▶ **Problem**
Extract each record and reproduce it exactly.

▶ **Source data**
■ ■ ■ ■
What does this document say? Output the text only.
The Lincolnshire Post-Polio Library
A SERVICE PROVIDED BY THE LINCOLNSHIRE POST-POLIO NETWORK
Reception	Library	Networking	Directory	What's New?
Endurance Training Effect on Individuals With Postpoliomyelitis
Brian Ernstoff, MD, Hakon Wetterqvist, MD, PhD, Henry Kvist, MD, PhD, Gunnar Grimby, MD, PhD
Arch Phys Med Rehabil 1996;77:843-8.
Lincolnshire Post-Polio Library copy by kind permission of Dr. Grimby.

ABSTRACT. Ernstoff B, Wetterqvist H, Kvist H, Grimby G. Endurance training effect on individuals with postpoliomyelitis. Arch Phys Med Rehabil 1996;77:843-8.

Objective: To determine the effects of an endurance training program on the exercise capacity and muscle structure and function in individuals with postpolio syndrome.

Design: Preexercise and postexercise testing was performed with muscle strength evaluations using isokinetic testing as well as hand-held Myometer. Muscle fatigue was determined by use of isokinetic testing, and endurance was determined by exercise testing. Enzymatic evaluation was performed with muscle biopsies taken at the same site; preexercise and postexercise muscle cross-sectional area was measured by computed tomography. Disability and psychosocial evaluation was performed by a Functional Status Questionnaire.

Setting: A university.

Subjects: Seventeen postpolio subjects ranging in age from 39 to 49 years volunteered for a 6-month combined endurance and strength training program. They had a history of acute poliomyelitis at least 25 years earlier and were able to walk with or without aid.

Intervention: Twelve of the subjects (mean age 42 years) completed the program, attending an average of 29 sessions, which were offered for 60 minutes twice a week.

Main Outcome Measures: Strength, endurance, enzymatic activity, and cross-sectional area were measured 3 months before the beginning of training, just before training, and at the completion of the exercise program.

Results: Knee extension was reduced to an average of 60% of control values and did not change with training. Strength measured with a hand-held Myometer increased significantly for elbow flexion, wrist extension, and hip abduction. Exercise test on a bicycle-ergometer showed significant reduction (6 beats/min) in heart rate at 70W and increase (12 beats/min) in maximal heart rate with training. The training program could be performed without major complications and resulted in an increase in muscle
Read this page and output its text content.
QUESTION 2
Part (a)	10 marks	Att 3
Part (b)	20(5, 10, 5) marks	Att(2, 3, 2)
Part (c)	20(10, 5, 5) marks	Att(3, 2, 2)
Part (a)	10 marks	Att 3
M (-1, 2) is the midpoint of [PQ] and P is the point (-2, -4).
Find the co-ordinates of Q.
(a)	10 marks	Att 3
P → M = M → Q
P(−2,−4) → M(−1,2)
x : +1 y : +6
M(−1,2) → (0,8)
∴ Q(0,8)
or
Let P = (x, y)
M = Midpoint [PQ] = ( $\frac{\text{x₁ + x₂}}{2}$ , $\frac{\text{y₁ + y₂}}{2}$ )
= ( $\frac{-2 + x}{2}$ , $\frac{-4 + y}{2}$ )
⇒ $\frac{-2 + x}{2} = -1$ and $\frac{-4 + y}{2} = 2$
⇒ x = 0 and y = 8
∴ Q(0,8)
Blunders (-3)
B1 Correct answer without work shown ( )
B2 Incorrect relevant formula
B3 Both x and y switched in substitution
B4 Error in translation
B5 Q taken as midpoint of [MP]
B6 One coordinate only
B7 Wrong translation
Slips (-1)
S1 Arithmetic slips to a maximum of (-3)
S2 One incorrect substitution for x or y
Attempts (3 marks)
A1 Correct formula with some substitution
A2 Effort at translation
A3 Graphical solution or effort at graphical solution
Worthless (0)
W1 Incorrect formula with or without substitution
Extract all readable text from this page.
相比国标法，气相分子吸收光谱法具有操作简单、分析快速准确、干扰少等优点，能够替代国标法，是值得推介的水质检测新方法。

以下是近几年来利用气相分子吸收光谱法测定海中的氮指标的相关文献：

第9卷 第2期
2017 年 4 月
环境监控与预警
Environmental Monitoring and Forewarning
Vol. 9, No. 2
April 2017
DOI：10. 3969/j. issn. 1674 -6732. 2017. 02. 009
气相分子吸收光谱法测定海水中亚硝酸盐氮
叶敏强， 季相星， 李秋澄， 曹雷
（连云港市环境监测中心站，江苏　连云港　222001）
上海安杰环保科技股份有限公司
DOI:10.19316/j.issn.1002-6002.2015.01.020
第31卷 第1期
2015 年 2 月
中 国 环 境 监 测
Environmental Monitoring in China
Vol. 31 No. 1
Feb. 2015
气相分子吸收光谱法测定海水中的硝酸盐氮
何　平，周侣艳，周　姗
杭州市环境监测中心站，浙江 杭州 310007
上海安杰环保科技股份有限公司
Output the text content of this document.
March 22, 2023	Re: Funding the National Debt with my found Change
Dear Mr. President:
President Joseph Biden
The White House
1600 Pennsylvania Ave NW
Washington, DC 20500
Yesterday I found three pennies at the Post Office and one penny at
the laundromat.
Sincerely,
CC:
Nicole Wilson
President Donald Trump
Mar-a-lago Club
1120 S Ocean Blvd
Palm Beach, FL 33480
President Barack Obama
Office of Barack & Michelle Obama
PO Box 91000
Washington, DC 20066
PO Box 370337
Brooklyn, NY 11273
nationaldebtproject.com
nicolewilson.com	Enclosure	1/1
■ ■ ■ ■
▶ **Task solution**
What does this document say? Output the text only.
The Lincolnshire Post-Polio Library
A SERVICE PROVIDED BY THE LINCOLNSHIRE POST-POLIO NETWORK
Reception	Library	Networking	Directory	What's New?
Endurance Training Effect on Individuals With Postpoliomyelitis
Brian Ernstoff, MD, Hakon Wetterqvist, MD, PhD, Henry Kvist, MD, PhD, Gunnar Grimby, MD, PhD
Arch Phys Med Rehabil 1996;77:843-8.
Lincolnshire Post-Polio Library copy by kind permission of Dr. Grimby.

ABSTRACT. Ernstoff B, Wetterqvist H, Kvist H, Grimby G. Endurance training effect on individuals with postpoliomyelitis. Arch Phys Med Rehabil 1996;77:843-8.

Objective: To determine the effects of an endurance training program on the exercise capacity and muscle structure and function in individuals with postpolio syndrome.

Design: Preexercise and postexercise testing was performed with muscle strength evaluations using isokinetic testing as well as hand-held Myometer. Muscle fatigue was determined by use of isokinetic testing, and endurance was determined by exercise testing. Enzymatic evaluation was performed with muscle biopsies taken at the same site; preexercise and postexercise muscle cross-sectional area was measured by computed tomography. Disability and psychosocial evaluation was performed by a Functional Status Questionnaire.

Setting: A university.

Subjects: Seventeen postpolio subjects ranging in age from 39 to 49 years volunteered for a 6-month combined endurance and strength training program. They had a history of acute poliomyelitis at least 25 years earlier and were able to walk with or without aid.

Intervention: Twelve of the subjects (mean age 42 years) completed the program, attending an average of 29 sessions, which were offered for 60 minutes twice a week.

Main Outcome Measures: Strength, endurance, enzymatic activity, and cross-sectional area were measured 3 months before the beginning of training, just before training, and at the completion of the exercise program.

Results: Knee extension was reduced to an average of 60% of control values and did not change with training. Strength measured with a hand-held Myometer increased significantly for elbow flexion, wrist extension, and hip abduction. Exercise test on a bicycle-ergometer showed significant reduction (6 beats/min) in heart rate at 70W and increase (12 beats/min) in maximal heart rate with training. The training program could be performed without major complications and resulted in an increase in muscle
Read this page and output its text content.
QUESTION 2
Part (a)	10 marks	Att 3
Part (b)	20(5, 10, 5) marks	Att(2, 3, 2)
Part (c)	20(10, 5, 5) marks	Att(3, 2, 2)
Part (a)	10 marks	Att 3
M (-1, 2) is the midpoint of [PQ] and P is the point (-2, -4).
Find the co-ordinates of Q.
(a)	10 marks	Att 3
P → M = M → Q
P(−2,−4) → M(−1,2)
x : +1 y : +6
M(−1,2) → (0,8)
∴ Q(0,8)
or
Let P = (x, y)
M = Midpoint [PQ] = ( $\frac{\text{x₁ + x₂}}{2}$ , $\frac{\text{y₁ + y₂}}{2}$ )
= ( $\frac{-2 + x}{2}$ , $\frac{-4 + y}{2}$ )
⇒ $\frac{-2 + x}{2} = -1$ and $\frac{-4 + y}{2} = 2$
⇒ x = 0 and y = 8
∴ Q(0,8)
Blunders (-3)
B1 Correct answer without work shown ( )
B2 Incorrect relevant formula
B3 Both x and y switched in substitution
B4 Error in translation
B5 Q taken as midpoint of [MP]
B6 One coordinate only
B7 Wrong translation
Slips (-1)
S1 Arithmetic slips to a maximum of (-3)
S2 One incorrect substitution for x or y
Attempts (3 marks)
A1 Correct formula with some substitution
A2 Effort at translation
A3 Graphical solution or effort at graphical solution
Worthless (0)
W1 Incorrect formula with or without substitution
Extract all readable text from this page.
相比国标法，气相分子吸收光谱法具有操作简单、分析快速准确、干扰少等优点，能够替代国标法，是值得推介的水质检测新方法。

以下是近几年来利用气相分子吸收光谱法测定海中的氮指标的相关文献：

第9卷 第2期
2017 年 4 月
环境监控与预警
Environmental Monitoring and Forewarning
Vol. 9, No. 2
April 2017
DOI：10. 3969/j. issn. 1674 -6732. 2017. 02. 009
气相分子吸收光谱法测定海水中亚硝酸盐氮
叶敏强， 季相星， 李秋澄， 曹雷
（连云港市环境监测中心站，江苏　连云港　222001）
上海安杰环保科技股份有限公司
DOI:10.19316/j.issn.1002-6002.2015.01.020
第31卷 第1期
2015 年 2 月
中 国 环 境 监 测
Environmental Monitoring in China
Vol. 31 No. 1
Feb. 2015
气相分子吸收光谱法测定海水中的硝酸盐氮
何　平，周侣艳，周　姗
杭州市环境监测中心站，浙江 杭州 310007
上海安杰环保科技股份有限公司
Output the text content of this document.
March 22, 2023	Re: Funding the National Debt with my found Change
Dear Mr. President:
President Joseph Biden
The White House
1600 Pennsylvania Ave NW
Washington, DC 20500
Yesterday I found three pennies at the Post Office and one penny at
the laundromat.
Sincerely,
CC:
Nicole Wilson
President Donald Trump
Mar-a-lago Club
1120 S Ocean Blvd
Palm Beach, FL 33480
President Barack Obama
Office of Barack & Michelle Obama
PO Box 91000
Washington, DC 20066
PO Box 370337
Brooklyn, NY 11273
nationaldebtproject.com
nicolewilson.com	Enclosure	1/1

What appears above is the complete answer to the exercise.